Will you give the material below again, every line exactly as it is?

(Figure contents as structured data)

______________________________

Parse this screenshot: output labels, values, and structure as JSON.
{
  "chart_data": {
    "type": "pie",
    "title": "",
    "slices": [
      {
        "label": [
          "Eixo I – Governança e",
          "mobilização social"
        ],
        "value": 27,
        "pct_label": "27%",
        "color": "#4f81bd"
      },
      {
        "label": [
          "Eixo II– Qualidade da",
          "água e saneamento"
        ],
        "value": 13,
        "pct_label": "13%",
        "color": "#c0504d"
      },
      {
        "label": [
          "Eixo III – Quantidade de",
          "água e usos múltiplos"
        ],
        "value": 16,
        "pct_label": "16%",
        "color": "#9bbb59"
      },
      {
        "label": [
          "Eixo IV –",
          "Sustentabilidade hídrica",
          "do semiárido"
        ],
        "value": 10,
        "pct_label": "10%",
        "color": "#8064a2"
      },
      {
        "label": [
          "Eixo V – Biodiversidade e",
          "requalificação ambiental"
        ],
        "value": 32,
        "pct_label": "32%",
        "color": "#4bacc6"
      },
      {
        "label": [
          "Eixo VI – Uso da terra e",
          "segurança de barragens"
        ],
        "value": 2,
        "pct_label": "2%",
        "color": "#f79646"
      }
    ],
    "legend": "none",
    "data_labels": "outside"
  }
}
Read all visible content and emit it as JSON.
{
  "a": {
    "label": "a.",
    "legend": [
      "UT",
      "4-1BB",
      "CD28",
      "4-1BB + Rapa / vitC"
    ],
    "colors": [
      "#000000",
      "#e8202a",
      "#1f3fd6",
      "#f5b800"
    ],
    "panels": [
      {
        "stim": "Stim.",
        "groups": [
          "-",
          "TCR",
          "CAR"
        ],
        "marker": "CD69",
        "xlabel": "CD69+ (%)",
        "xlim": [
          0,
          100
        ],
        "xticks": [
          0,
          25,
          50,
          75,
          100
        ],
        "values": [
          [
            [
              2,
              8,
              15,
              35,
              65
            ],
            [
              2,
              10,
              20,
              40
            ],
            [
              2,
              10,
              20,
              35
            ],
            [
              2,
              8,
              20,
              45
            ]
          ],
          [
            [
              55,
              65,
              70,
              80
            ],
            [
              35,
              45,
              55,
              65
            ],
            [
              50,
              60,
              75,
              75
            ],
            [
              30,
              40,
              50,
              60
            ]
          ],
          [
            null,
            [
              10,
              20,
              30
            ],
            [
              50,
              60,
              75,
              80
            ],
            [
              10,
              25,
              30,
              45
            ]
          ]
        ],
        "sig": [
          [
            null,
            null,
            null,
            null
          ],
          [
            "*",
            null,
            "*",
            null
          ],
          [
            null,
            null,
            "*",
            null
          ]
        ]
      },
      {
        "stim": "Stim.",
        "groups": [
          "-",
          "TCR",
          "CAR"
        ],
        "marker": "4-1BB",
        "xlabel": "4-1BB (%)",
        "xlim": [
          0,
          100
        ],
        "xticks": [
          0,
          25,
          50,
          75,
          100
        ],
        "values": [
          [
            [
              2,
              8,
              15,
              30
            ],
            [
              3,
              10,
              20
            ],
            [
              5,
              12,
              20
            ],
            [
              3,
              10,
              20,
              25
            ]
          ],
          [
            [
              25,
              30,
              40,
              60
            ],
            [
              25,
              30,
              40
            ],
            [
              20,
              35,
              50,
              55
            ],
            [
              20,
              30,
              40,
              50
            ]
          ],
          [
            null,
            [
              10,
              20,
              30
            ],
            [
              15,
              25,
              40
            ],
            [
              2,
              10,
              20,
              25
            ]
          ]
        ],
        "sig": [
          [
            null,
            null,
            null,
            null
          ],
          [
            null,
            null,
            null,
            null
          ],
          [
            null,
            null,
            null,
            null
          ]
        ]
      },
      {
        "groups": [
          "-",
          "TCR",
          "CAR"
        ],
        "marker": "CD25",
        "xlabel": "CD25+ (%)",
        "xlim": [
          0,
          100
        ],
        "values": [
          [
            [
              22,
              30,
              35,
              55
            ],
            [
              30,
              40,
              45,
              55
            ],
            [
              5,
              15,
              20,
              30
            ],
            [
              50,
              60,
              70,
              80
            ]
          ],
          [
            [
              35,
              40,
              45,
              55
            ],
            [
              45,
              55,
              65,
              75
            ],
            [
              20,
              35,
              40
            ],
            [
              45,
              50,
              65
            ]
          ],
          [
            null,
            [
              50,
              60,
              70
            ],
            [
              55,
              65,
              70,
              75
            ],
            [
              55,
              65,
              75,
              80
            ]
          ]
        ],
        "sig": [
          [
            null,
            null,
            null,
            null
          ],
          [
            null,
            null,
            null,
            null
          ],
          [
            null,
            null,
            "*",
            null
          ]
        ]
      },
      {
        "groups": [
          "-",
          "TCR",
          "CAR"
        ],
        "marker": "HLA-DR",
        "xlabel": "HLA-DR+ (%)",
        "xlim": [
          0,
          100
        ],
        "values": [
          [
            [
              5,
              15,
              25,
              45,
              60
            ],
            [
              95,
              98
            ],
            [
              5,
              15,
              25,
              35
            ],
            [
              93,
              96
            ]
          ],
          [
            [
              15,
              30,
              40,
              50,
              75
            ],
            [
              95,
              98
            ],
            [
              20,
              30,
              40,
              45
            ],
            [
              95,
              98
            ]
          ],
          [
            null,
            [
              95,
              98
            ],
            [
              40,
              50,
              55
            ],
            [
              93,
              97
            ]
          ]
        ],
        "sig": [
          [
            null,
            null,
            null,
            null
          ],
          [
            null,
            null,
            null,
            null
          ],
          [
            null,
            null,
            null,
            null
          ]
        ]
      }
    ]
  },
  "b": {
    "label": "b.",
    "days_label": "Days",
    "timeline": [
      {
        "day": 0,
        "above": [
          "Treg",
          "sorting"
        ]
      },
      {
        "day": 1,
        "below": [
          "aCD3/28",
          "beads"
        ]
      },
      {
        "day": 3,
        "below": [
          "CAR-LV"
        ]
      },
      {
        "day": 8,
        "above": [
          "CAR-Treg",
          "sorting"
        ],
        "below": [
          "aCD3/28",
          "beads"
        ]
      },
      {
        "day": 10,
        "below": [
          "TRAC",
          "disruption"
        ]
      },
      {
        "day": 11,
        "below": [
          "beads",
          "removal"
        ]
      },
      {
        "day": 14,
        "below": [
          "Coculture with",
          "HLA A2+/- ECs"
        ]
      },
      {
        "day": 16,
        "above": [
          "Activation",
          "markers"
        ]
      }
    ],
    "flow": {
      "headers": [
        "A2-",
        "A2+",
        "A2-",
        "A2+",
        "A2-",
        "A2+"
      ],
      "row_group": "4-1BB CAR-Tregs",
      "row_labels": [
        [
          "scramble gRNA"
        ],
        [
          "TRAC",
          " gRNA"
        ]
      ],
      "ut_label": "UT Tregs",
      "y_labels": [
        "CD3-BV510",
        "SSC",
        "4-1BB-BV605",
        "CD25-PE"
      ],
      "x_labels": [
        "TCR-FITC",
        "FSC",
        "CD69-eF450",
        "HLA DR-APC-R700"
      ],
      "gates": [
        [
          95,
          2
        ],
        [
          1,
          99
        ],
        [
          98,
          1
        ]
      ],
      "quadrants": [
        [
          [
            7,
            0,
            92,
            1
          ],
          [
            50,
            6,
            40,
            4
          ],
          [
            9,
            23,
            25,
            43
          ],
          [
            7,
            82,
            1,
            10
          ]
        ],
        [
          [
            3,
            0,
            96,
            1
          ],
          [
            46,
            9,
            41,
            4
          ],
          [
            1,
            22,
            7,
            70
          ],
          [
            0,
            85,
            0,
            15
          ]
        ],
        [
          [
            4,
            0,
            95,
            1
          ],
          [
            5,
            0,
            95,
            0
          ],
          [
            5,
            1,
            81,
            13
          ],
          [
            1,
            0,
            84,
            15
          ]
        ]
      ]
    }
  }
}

______________________________

_Result of the exercise_.
Parse this screenshot: output labels, values, and structure as JSON.
{
  "chart_data": {
    "type": "pie",
    "title": "",
    "slices": [
      {
        "label": [
          "Eixo I – Governança e",
          "mobilização social"
        ],
        "value": 27,
        "pct_label": "27%",
        "color": "#4f81bd"
      },
      {
        "label": [
          "Eixo II– Qualidade da",
          "água e saneamento"
        ],
        "value": 13,
        "pct_label": "13%",
        "color": "#c0504d"
      },
      {
        "label": [
          "Eixo III – Quantidade de",
          "água e usos múltiplos"
        ],
        "value": 16,
        "pct_label": "16%",
        "color": "#9bbb59"
      },
      {
        "label": [
          "Eixo IV –",
          "Sustentabilidade hídrica",
          "do semiárido"
        ],
        "value": 10,
        "pct_label": "10%",
        "color": "#8064a2"
      },
      {
        "label": [
          "Eixo V – Biodiversidade e",
          "requalificação ambiental"
        ],
        "value": 32,
        "pct_label": "32%",
        "color": "#4bacc6"
      },
      {
        "label": [
          "Eixo VI – Uso da terra e",
          "segurança de barragens"
        ],
        "value": 2,
        "pct_label": "2%",
        "color": "#f79646"
      }
    ],
    "legend": "none",
    "data_labels": "outside"
  }
}
Read all visible content and emit it as JSON.
{
  "a": {
    "label": "a.",
    "legend": [
      "UT",
      "4-1BB",
      "CD28",
      "4-1BB + Rapa / vitC"
    ],
    "colors": [
      "#000000",
      "#e8202a",
      "#1f3fd6",
      "#f5b800"
    ],
    "panels": [
      {
        "stim": "Stim.",
        "groups": [
          "-",
          "TCR",
          "CAR"
        ],
        "marker": "CD69",
        "xlabel": "CD69+ (%)",
        "xlim": [
          0,
          100
        ],
        "xticks": [
          0,
          25,
          50,
          75,
          100
        ],
        "values": [
          [
            [
              2,
              8,
              15,
              35,
              65
            ],
            [
              2,
              10,
              20,
              40
            ],
            [
              2,
              10,
              20,
              35
            ],
            [
              2,
              8,
              20,
              45
            ]
          ],
          [
            [
              55,
              65,
              70,
              80
            ],
            [
              35,
              45,
              55,
              65
            ],
            [
              50,
              60,
              75,
              75
            ],
            [
              30,
              40,
              50,
              60
            ]
          ],
          [
            null,
            [
              10,
              20,
              30
            ],
            [
              50,
              60,
              75,
              80
            ],
            [
              10,
              25,
              30,
              45
            ]
          ]
        ],
        "sig": [
          [
            null,
            null,
            null,
            null
          ],
          [
            "*",
            null,
            "*",
            null
          ],
          [
            null,
            null,
            "*",
            null
          ]
        ]
      },
      {
        "stim": "Stim.",
        "groups": [
          "-",
          "TCR",
          "CAR"
        ],
        "marker": "4-1BB",
        "xlabel": "4-1BB (%)",
        "xlim": [
          0,
          100
        ],
        "xticks": [
          0,
          25,
          50,
          75,
          100
        ],
        "values": [
          [
            [
              2,
              8,
              15,
              30
            ],
            [
              3,
              10,
              20
            ],
            [
              5,
              12,
              20
            ],
            [
              3,
              10,
              20,
              25
            ]
          ],
          [
            [
              25,
              30,
              40,
              60
            ],
            [
              25,
              30,
              40
            ],
            [
              20,
              35,
              50,
              55
            ],
            [
              20,
              30,
              40,
              50
            ]
          ],
          [
            null,
            [
              10,
              20,
              30
            ],
            [
              15,
              25,
              40
            ],
            [
              2,
              10,
              20,
              25
            ]
          ]
        ],
        "sig": [
          [
            null,
            null,
            null,
            null
          ],
          [
            null,
            null,
            null,
            null
          ],
          [
            null,
            null,
            null,
            null
          ]
        ]
      },
      {
        "groups": [
          "-",
          "TCR",
          "CAR"
        ],
        "marker": "CD25",
        "xlabel": "CD25+ (%)",
        "xlim": [
          0,
          100
        ],
        "values": [
          [
            [
              22,
              30,
              35,
              55
            ],
            [
              30,
              40,
              45,
              55
            ],
            [
              5,
              15,
              20,
              30
            ],
            [
              50,
              60,
              70,
              80
            ]
          ],
          [
            [
              35,
              40,
              45,
              55
            ],
            [
              45,
              55,
              65,
              75
            ],
            [
              20,
              35,
              40
            ],
            [
              45,
              50,
              65
            ]
          ],
          [
            null,
            [
              50,
              60,
              70
            ],
            [
              55,
              65,
              70,
              75
            ],
            [
              55,
              65,
              75,
              80
            ]
          ]
        ],
        "sig": [
          [
            null,
            null,
            null,
            null
          ],
          [
            null,
            null,
            null,
            null
          ],
          [
            null,
            null,
            "*",
            null
          ]
        ]
      },
      {
        "groups": [
          "-",
          "TCR",
          "CAR"
        ],
        "marker": "HLA-DR",
        "xlabel": "HLA-DR+ (%)",
        "xlim": [
          0,
          100
        ],
        "values": [
          [
            [
              5,
              15,
              25,
              45,
              60
            ],
            [
              95,
              98
            ],
            [
              5,
              15,
              25,
              35
            ],
            [
              93,
              96
            ]
          ],
          [
            [
              15,
              30,
              40,
              50,
              75
            ],
            [
              95,
              98
            ],
            [
              20,
              30,
              40,
              45
            ],
            [
              95,
              98
            ]
          ],
          [
            null,
            [
              95,
              98
            ],
            [
              40,
              50,
              55
            ],
            [
              93,
              97
            ]
          ]
        ],
        "sig": [
          [
            null,
            null,
            null,
            null
          ],
          [
            null,
            null,
            null,
            null
          ],
          [
            null,
            null,
            null,
            null
          ]
        ]
      }
    ]
  },
  "b": {
    "label": "b.",
    "days_label": "Days",
    "timeline": [
      {
        "day": 0,
        "above": [
          "Treg",
          "sorting"
        ]
      },
      {
        "day": 1,
        "below": [
          "aCD3/28",
          "beads"
        ]
      },
      {
        "day": 3,
        "below": [
          "CAR-LV"
        ]
      },
      {
        "day": 8,
        "above": [
          "CAR-Treg",
          "sorting"
        ],
        "below": [
          "aCD3/28",
          "beads"
        ]
      },
      {
        "day": 10,
        "below": [
          "TRAC",
          "disruption"
        ]
      },
      {
        "day": 11,
        "below": [
          "beads",
          "removal"
        ]
      },
      {
        "day": 14,
        "below": [
          "Coculture with",
          "HLA A2+/- ECs"
        ]
      },
      {
        "day": 16,
        "above": [
          "Activation",
          "markers"
        ]
      }
    ],
    "flow": {
      "headers": [
        "A2-",
        "A2+",
        "A2-",
        "A2+",
        "A2-",
        "A2+"
      ],
      "row_group": "4-1BB CAR-Tregs",
      "row_labels": [
        [
          "scramble gRNA"
        ],
        [
          "TRAC",
          " gRNA"
        ]
      ],
      "ut_label": "UT Tregs",
      "y_labels": [
        "CD3-BV510",
        "SSC",
        "4-1BB-BV605",
        "CD25-PE"
      ],
      "x_labels": [
        "TCR-FITC",
        "FSC",
        "CD69-eF450",
        "HLA DR-APC-R700"
      ],
      "gates": [
        [
          95,
          2
        ],
        [
          1,
          99
        ],
        [
          98,
          1
        ]
      ],
      "quadrants": [
        [
          [
            7,
            0,
            92,
            1
          ],
          [
            50,
            6,
            40,
            4
          ],
          [
            9,
            23,
            25,
            43
          ],
          [
            7,
            82,
            1,
            10
          ]
        ],
        [
          [
            3,
            0,
            96,
            1
          ],
          [
            46,
            9,
            41,
            4
          ],
          [
            1,
            22,
            7,
            70
          ],
          [
            0,
            85,
            0,
            15
          ]
        ],
        [
          [
            4,
            0,
            95,
            1
          ],
          [
            5,
            0,
            95,
            0
          ],
          [
            5,
            1,
            81,
            13
          ],
          [
            1,
            0,
            84,
            15
          ]
        ]
      ]
    }
  }
}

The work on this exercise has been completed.